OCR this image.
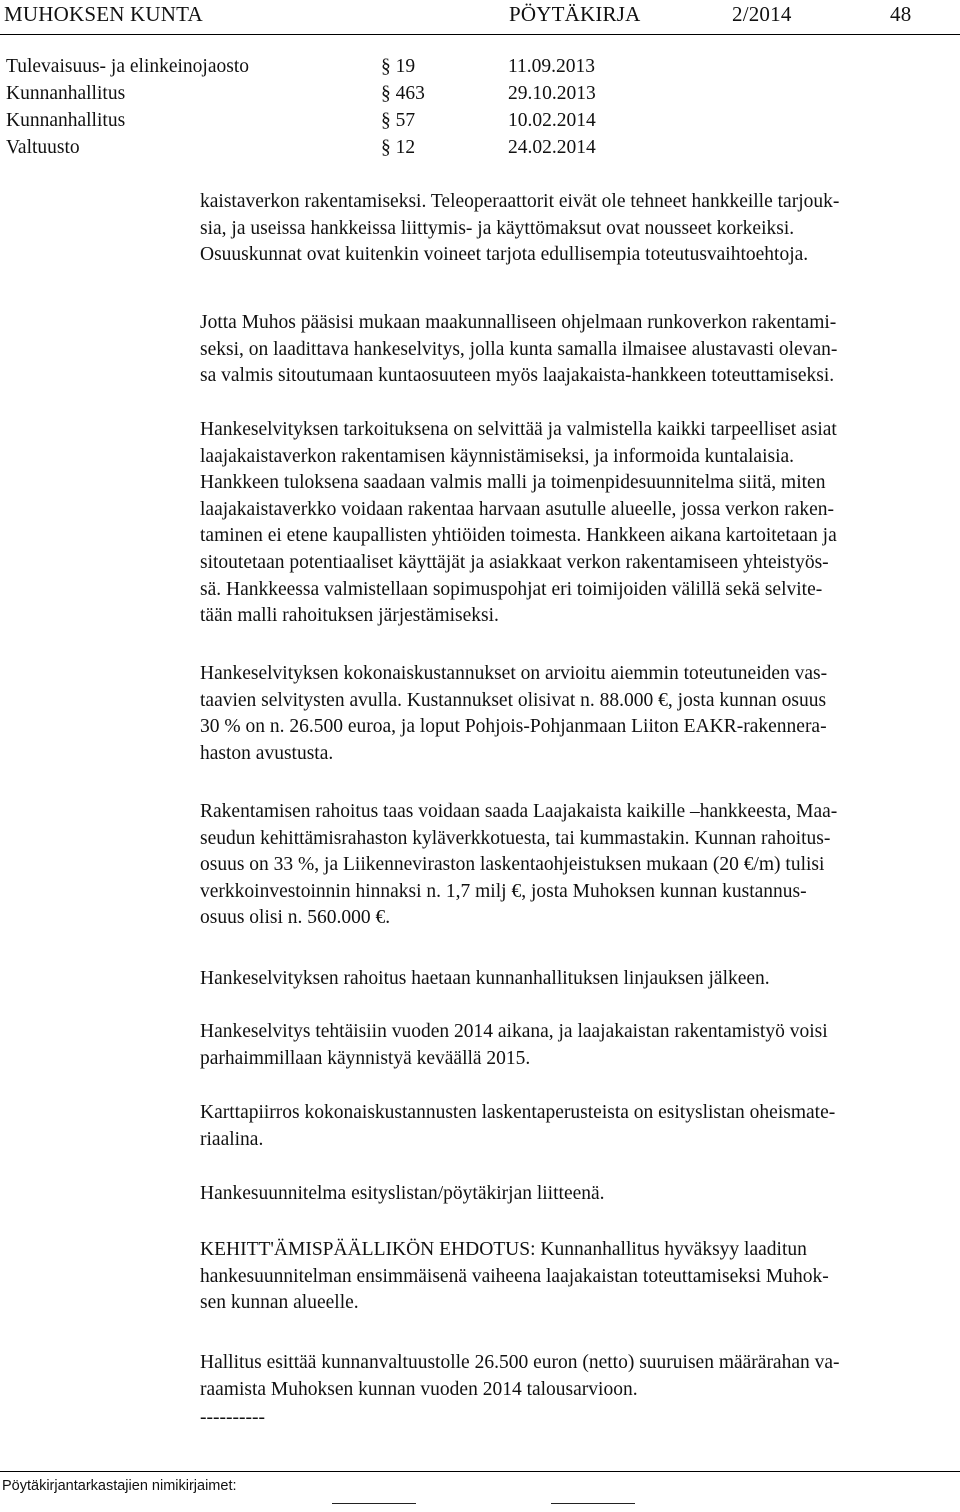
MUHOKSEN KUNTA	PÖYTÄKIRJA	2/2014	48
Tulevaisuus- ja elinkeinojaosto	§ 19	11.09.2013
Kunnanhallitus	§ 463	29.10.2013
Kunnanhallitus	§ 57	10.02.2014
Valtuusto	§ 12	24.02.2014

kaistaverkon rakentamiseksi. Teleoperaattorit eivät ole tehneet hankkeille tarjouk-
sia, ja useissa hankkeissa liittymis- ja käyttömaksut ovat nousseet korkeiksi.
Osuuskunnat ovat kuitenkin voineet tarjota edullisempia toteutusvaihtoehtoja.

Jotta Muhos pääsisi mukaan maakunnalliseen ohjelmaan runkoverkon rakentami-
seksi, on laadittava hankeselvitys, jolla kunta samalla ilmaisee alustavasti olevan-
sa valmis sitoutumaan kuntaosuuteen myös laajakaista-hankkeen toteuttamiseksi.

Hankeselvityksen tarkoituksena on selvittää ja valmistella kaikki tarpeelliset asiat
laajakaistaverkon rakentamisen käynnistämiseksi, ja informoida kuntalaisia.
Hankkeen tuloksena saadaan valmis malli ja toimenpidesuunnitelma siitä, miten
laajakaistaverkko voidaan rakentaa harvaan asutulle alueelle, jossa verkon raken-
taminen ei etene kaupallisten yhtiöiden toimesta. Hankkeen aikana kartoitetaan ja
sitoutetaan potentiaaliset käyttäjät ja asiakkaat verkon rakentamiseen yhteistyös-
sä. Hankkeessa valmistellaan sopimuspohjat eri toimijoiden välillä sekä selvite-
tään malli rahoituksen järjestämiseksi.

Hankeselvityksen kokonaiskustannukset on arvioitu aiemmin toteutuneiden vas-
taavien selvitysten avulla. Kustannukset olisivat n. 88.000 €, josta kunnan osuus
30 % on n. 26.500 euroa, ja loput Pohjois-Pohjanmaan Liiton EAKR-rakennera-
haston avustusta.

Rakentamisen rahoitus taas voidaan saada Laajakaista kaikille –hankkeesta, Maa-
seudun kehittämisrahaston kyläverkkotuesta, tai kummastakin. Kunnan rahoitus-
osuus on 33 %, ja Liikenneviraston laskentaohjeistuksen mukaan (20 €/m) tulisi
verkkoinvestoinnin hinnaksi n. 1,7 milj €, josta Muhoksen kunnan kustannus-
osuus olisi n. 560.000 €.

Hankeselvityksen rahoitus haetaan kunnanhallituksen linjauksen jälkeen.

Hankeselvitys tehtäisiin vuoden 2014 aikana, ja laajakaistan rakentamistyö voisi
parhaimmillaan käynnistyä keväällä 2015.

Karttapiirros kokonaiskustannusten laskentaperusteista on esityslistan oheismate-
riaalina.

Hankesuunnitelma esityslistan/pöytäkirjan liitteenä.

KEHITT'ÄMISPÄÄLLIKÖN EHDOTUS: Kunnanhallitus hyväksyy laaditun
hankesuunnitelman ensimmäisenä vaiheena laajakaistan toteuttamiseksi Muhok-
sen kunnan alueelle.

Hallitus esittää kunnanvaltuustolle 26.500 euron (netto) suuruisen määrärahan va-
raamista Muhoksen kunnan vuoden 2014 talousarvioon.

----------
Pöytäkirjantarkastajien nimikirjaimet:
--------------------------------
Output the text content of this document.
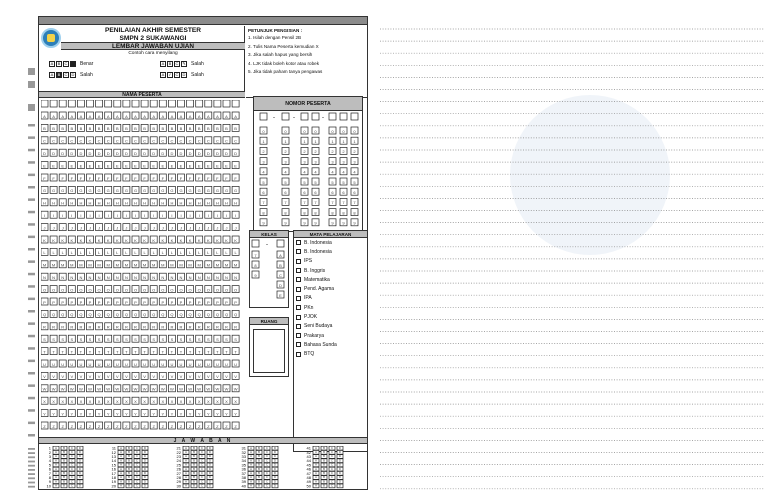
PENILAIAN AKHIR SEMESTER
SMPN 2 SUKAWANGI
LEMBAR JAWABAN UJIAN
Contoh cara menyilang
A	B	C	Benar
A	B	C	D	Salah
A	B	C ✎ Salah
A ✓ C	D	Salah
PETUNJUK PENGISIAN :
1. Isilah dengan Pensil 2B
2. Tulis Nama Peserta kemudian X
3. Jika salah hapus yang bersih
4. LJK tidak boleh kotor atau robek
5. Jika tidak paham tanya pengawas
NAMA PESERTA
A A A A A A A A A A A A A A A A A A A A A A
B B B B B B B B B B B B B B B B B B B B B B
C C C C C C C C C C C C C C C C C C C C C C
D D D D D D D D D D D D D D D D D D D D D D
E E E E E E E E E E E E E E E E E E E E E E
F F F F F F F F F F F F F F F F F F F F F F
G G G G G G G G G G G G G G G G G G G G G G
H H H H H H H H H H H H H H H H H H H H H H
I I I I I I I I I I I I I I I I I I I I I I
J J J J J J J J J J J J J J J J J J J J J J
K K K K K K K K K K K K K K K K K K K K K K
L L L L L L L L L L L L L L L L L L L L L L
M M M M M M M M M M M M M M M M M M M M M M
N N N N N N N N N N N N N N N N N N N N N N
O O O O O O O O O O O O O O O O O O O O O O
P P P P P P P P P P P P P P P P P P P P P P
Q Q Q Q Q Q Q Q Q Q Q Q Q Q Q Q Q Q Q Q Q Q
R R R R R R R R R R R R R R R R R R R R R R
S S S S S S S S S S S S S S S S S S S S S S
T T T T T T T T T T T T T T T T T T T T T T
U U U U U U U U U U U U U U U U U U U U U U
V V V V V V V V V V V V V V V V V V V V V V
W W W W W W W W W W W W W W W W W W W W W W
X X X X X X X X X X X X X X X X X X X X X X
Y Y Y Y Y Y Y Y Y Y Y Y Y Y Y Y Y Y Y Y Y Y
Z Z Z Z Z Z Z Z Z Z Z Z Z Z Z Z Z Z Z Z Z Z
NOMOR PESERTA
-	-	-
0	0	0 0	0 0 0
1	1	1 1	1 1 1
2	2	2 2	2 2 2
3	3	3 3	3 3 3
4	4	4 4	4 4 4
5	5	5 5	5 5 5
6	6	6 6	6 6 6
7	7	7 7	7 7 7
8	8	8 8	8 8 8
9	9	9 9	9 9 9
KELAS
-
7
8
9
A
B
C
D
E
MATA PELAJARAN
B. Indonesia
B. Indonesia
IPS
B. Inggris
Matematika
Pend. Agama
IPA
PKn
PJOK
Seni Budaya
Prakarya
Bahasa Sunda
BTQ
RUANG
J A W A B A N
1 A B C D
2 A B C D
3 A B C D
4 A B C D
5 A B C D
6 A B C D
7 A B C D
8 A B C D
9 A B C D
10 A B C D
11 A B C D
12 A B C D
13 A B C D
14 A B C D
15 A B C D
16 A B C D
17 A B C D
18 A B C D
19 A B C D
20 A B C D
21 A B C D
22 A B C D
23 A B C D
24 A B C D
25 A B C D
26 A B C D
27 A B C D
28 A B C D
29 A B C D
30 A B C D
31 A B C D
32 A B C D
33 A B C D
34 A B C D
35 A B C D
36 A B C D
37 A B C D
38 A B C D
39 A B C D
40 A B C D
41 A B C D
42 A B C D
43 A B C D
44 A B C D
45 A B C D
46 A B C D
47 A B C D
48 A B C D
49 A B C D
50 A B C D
--------------------------------
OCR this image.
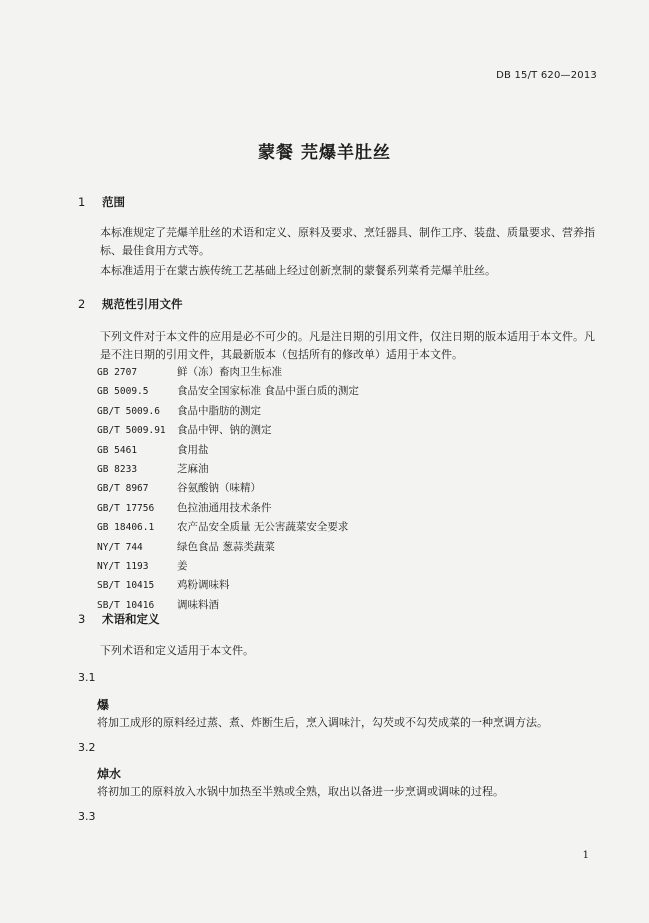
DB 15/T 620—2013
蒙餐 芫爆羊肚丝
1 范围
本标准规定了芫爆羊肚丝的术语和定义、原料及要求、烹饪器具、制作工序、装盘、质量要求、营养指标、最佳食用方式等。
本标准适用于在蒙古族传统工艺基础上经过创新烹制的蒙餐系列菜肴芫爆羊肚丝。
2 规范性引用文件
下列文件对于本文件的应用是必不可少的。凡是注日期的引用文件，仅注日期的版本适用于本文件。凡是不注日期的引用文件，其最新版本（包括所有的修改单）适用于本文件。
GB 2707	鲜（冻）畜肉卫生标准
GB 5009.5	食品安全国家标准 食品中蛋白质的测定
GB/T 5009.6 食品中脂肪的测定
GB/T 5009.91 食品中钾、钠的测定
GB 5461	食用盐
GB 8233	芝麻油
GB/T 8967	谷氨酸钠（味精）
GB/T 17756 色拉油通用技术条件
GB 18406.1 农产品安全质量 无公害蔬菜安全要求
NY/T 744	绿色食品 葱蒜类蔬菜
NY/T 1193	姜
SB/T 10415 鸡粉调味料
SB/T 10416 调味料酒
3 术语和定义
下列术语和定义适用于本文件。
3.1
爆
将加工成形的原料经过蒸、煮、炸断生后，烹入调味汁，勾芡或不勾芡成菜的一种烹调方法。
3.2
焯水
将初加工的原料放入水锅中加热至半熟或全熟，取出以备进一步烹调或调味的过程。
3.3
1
--------------------------------
▸ **Work instructions**:
Report each line in the preceding entries that holds the string "laajakaistan".

▸ **Written answer**:
Hankeselvitys tehtäisiin vuoden 2014 aikana, ja laajakaistan rakentamistyö voisi
hankesuunnitelman ensimmäisenä vaiheena laajakaistan toteuttamiseksi Muhok-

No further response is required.